MATERIAL FOR THE TASK:

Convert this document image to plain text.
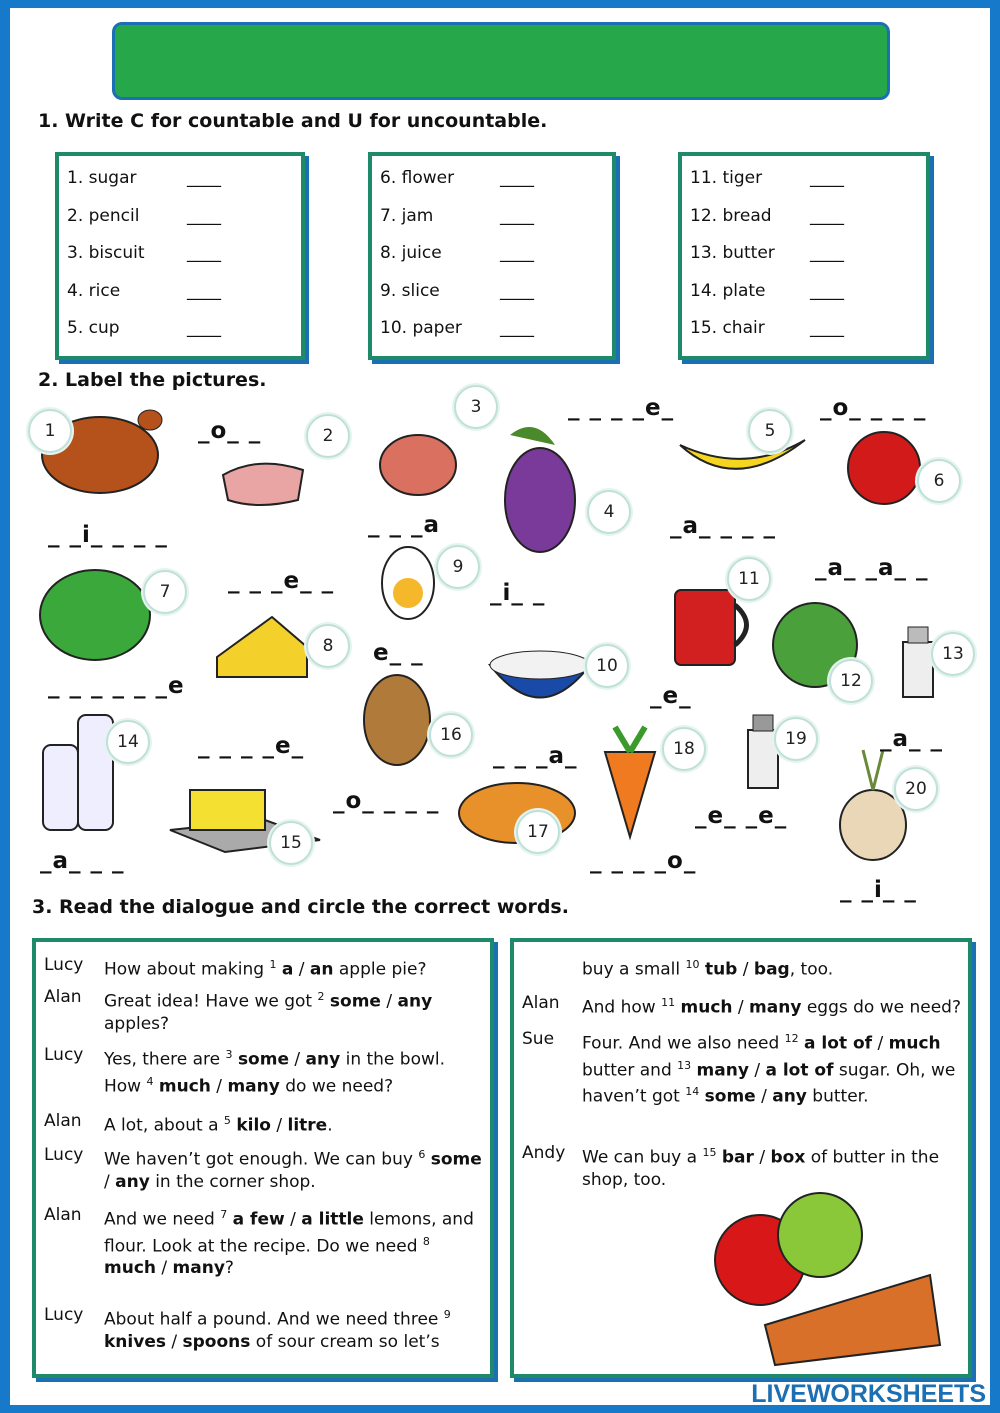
1. Write C for countable and U for uncountable.
1. sugar	____
2. pencil	____
3. biscuit ____
4. rice	____
5. cup	____
6. flower	____
7. jam	____
8. juice	____
9. slice	____
10. paper ____
11. tiger	____
12. bread ____
13. butter ____
14. plate	____
15. chair	____
2. Label the pictures.
_o_ _
_ _ _ _e_	_o_ _ _ _
_ _i_ _ _ _	_ _ _a	_a_ _ _ _
_ _ _e_ _
e_ _
_i_ _
_a_ _a_ _
_ _ _ _ _ _e	_e_
_ _ _ _e_	_ _ _a_
_a_ _
_o_ _ _ _
_e_ _e_
_ _ _ _o_
_a_ _ _
_ _i_ _
1	2
3
4
5
6
7
8
9
10
11
12
13
14
15
16
17
18	19
20
3. Read the dialogue and circle the correct words.
Lucy How about making $^1$ a / an apple pie?
Alan Great idea! Have we got $^2$ some / any apples?
Lucy Yes, there are $^3$ some / any in the bowl. How $^4$ much / many do we need?
Alan A lot, about a $^5$ kilo / litre.
Lucy We haven’t got enough. We can buy $^6$ some / any in the corner shop.
Alan And we need $^7$ a few / a little lemons, and flour. Look at the recipe. Do we need $^8$ much / many?
Lucy About half a pound. And we need three $^9$ knives / spoons of sour cream so let’s
buy a small $^{10}$ tub / bag, too.
Alan And how $^{11}$ much / many eggs do we need?
Sue Four. And we also need $^{12}$ a lot of / much butter and $^{13}$ many / a lot of sugar. Oh, we haven’t got $^{14}$ some / any butter.
Andy We can buy a $^{15}$ bar / box of butter in the shop, too.
LIVEWORKSHEETS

WHAT TO WORK ON: Skipping the pictures, transcribe each line above exactly as it appears.

EXERCISE ANSWER:
Convert this document image to plain text.
1. Write C for countable and U for uncountable.
1. sugar	____
2. pencil	____
3. biscuit ____
4. rice	____
5. cup	____
6. flower	____
7. jam	____
8. juice	____
9. slice	____
10. paper ____
11. tiger	____
12. bread ____
13. butter ____
14. plate	____
15. chair	____
2. Label the pictures.
_o_ _
_ _ _ _e_	_o_ _ _ _
_ _i_ _ _ _	_ _ _a	_a_ _ _ _
_ _ _e_ _
e_ _
_i_ _
_a_ _a_ _
_ _ _ _ _ _e	_e_
_ _ _ _e_	_ _ _a_
_a_ _
_o_ _ _ _
_e_ _e_
_ _ _ _o_
_a_ _ _
_ _i_ _
1	2
3
4
5
6
7
8
9
10
11
12
13
14
15
16
17
18	19
20
3. Read the dialogue and circle the correct words.
Lucy How about making $^1$ a / an apple pie?
Alan Great idea! Have we got $^2$ some / any apples?
Lucy Yes, there are $^3$ some / any in the bowl. How $^4$ much / many do we need?
Alan A lot, about a $^5$ kilo / litre.
Lucy We haven’t got enough. We can buy $^6$ some / any in the corner shop.
Alan And we need $^7$ a few / a little lemons, and flour. Look at the recipe. Do we need $^8$ much / many?
Lucy About half a pound. And we need three $^9$ knives / spoons of sour cream so let’s
buy a small $^{10}$ tub / bag, too.
Alan And how $^{11}$ much / many eggs do we need?
Sue Four. And we also need $^{12}$ a lot of / much butter and $^{13}$ many / a lot of sugar. Oh, we haven’t got $^{14}$ some / any butter.
Andy We can buy a $^{15}$ bar / box of butter in the shop, too.
LIVEWORKSHEETS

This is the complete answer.